Lines containing the word "mahdollistaa" need to be counted. Please reply with how many there are, and nothing else.

**EXERCISE DATA:**
## start
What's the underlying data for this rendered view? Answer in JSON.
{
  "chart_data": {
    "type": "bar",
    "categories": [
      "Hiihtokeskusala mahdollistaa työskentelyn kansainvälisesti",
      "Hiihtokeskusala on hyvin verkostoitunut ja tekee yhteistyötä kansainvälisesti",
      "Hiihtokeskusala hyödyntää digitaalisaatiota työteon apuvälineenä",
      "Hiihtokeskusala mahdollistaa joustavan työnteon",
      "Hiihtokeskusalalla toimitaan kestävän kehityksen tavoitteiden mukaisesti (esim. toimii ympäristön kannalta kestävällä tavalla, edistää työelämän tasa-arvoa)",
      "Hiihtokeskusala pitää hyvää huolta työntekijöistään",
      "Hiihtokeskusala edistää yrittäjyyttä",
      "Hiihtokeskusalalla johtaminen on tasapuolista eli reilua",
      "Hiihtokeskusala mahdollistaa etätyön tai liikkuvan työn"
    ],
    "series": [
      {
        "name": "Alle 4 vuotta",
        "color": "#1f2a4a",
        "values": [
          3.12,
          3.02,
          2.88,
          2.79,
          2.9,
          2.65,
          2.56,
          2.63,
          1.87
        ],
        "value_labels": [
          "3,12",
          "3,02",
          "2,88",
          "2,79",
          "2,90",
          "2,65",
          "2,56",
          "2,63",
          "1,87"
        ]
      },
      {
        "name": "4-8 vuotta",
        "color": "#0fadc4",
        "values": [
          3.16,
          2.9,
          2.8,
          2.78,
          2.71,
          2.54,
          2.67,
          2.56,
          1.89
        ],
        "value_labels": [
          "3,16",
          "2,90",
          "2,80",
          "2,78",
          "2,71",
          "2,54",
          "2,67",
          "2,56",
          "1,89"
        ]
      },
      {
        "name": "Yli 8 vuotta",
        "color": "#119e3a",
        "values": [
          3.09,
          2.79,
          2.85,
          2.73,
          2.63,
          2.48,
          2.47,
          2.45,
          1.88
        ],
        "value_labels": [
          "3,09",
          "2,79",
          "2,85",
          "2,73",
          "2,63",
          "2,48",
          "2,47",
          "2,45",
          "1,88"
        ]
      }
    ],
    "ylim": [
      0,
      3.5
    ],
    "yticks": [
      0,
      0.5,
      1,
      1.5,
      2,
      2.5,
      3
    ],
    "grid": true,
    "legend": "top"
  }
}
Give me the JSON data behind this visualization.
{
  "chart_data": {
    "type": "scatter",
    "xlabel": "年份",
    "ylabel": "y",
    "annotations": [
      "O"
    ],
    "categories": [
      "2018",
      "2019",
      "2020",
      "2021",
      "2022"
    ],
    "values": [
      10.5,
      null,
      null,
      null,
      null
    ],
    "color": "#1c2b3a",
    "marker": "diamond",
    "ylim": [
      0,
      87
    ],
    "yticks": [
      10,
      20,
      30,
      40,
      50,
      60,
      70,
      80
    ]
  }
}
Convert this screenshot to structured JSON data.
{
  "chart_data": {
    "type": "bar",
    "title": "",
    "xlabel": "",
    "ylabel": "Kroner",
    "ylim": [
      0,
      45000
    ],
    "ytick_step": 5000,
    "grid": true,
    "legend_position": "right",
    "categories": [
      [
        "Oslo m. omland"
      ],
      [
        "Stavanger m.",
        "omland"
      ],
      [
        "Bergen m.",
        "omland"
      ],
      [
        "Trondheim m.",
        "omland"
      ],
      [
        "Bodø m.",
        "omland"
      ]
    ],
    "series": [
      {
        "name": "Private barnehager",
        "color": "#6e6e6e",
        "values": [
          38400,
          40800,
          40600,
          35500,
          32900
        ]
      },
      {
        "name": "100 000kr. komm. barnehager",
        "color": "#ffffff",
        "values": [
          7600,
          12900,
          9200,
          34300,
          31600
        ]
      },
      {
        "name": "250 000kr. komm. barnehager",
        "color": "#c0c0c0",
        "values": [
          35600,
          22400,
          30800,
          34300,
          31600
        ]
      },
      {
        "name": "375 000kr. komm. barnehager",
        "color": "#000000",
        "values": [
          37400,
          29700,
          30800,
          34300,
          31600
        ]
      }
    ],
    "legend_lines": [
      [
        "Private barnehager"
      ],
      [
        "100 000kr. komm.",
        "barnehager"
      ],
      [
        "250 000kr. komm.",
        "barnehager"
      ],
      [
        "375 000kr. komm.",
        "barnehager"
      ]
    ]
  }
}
## end
**WRITTEN SOLUTION:**
3